YOUR GOAL: Report the number of lines in the entries below that include the word "aspirantes", and nothing else.

Items from a data source
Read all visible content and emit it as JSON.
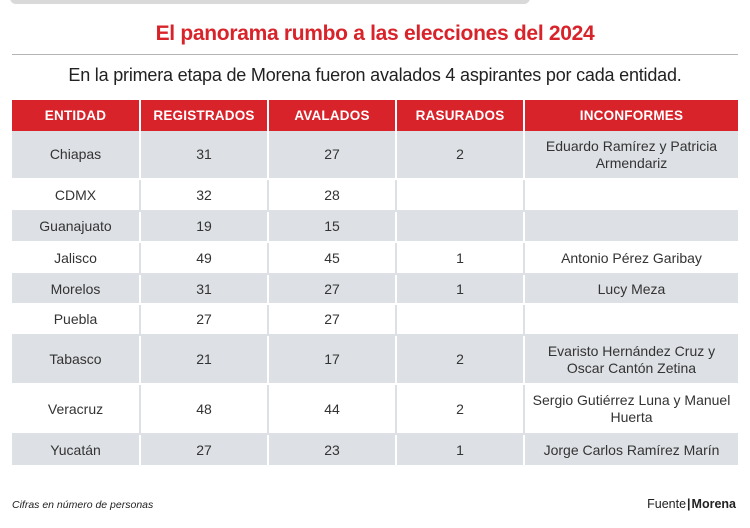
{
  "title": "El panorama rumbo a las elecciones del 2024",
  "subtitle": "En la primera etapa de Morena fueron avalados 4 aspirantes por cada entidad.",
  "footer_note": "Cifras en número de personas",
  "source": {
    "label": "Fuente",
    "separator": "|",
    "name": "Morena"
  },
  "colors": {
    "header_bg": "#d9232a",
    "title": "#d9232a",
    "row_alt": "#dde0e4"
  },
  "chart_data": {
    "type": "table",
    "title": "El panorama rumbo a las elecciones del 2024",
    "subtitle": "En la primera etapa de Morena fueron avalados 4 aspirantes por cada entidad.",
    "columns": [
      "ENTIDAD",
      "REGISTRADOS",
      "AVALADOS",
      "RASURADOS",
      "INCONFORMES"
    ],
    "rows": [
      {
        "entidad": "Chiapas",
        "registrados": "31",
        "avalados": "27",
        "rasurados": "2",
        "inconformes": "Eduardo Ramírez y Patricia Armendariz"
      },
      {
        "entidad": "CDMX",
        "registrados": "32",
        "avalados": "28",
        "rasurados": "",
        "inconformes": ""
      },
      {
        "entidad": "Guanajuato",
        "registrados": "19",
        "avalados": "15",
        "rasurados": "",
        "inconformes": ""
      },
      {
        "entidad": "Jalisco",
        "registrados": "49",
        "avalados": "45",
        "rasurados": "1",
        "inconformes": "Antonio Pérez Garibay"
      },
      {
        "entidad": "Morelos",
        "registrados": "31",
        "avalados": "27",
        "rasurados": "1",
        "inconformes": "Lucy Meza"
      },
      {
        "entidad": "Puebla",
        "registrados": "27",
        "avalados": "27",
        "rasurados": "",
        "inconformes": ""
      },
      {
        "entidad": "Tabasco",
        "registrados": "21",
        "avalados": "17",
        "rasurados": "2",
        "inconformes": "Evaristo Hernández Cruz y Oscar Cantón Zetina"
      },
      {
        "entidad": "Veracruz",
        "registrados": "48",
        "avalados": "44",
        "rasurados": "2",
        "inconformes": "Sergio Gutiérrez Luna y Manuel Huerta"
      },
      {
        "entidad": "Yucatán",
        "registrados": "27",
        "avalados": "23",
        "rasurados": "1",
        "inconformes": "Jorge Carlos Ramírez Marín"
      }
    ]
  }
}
...
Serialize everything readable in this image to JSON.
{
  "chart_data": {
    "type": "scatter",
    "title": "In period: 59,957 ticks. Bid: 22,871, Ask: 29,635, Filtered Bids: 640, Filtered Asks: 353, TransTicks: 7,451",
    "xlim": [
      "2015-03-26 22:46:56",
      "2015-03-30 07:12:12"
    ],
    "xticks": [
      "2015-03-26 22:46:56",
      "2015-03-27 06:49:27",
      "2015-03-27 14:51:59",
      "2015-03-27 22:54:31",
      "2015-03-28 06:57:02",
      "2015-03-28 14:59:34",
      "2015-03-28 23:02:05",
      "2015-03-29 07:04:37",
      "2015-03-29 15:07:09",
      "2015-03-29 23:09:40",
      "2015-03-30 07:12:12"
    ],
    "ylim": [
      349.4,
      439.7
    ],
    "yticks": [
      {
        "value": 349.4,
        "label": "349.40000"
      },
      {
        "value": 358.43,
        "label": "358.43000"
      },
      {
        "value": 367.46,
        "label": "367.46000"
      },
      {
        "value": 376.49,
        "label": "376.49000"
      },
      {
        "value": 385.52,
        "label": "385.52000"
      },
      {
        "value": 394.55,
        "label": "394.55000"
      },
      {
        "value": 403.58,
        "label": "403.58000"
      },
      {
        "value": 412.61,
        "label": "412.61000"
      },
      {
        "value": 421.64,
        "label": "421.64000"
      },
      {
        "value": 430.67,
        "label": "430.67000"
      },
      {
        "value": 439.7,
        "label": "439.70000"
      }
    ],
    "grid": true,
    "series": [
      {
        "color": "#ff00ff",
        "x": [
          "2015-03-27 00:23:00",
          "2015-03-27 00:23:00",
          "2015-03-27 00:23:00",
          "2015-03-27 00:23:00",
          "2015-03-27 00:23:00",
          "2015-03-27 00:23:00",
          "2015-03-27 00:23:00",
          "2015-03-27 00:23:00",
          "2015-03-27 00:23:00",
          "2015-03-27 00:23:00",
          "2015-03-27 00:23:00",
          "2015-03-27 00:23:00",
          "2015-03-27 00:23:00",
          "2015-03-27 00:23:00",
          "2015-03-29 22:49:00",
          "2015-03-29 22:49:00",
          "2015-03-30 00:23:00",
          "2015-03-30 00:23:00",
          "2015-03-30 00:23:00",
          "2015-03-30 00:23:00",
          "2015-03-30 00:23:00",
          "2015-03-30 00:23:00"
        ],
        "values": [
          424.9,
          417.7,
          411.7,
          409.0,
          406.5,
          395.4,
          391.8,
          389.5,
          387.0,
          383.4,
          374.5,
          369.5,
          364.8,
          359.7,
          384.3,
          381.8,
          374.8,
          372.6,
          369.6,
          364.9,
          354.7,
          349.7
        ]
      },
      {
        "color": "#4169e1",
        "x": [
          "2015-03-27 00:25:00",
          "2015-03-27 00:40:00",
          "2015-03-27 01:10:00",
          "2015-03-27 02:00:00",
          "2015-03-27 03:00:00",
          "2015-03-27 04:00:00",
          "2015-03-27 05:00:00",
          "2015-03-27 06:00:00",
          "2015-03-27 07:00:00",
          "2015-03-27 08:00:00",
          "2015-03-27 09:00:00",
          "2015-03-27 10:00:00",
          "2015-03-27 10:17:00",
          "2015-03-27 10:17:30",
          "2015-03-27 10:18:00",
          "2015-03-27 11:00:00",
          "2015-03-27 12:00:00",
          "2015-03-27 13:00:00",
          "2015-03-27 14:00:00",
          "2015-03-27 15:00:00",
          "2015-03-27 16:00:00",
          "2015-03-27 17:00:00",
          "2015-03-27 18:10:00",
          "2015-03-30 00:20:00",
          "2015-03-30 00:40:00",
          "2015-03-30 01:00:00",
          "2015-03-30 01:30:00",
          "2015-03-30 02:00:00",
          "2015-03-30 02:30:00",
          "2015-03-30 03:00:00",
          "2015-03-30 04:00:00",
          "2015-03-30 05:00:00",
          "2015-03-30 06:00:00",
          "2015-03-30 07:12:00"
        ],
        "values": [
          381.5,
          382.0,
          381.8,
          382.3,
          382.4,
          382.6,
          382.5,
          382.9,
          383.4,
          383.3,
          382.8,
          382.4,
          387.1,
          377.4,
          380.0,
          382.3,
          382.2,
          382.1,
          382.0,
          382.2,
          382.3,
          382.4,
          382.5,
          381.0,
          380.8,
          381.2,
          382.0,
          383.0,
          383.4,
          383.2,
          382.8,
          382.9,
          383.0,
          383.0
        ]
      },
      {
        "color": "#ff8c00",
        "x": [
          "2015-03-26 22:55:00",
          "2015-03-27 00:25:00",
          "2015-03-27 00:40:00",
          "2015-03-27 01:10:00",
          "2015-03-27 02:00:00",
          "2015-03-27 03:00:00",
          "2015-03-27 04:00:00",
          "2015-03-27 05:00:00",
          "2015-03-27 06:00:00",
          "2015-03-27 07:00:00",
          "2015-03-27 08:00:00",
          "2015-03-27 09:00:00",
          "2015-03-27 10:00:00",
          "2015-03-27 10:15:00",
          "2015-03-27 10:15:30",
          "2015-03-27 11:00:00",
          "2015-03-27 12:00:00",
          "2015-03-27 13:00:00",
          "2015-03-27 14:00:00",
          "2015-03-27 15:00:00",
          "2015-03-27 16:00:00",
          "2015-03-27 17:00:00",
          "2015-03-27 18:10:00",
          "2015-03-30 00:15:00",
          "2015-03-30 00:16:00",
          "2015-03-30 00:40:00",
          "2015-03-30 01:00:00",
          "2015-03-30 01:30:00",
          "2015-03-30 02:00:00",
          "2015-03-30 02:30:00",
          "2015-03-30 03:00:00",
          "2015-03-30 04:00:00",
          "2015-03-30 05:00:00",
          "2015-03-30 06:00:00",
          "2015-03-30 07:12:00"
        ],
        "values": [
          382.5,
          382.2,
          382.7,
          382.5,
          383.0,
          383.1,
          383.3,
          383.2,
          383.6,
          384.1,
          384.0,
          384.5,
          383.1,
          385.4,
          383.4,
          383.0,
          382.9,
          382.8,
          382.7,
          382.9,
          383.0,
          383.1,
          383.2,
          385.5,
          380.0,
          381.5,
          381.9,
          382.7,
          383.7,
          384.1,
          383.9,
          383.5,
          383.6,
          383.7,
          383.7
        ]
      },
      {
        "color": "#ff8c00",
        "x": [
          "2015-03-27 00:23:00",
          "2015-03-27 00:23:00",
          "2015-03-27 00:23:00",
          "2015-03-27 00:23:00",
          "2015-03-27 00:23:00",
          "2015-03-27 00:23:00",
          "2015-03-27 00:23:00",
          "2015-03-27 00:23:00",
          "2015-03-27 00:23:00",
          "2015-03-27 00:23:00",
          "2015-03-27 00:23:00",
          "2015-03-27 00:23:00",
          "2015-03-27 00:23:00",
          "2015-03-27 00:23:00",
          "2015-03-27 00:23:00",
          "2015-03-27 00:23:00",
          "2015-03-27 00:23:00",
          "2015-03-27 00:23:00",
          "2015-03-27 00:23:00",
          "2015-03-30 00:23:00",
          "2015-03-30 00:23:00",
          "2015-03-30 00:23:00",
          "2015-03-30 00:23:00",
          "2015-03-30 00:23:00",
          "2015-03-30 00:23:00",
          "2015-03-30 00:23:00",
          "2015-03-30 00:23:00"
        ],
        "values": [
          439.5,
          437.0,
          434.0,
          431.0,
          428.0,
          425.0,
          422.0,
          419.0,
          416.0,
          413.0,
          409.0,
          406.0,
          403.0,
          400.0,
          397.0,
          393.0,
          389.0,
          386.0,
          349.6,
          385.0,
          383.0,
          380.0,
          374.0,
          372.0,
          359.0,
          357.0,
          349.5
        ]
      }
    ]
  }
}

SOLUTION BELOW: 2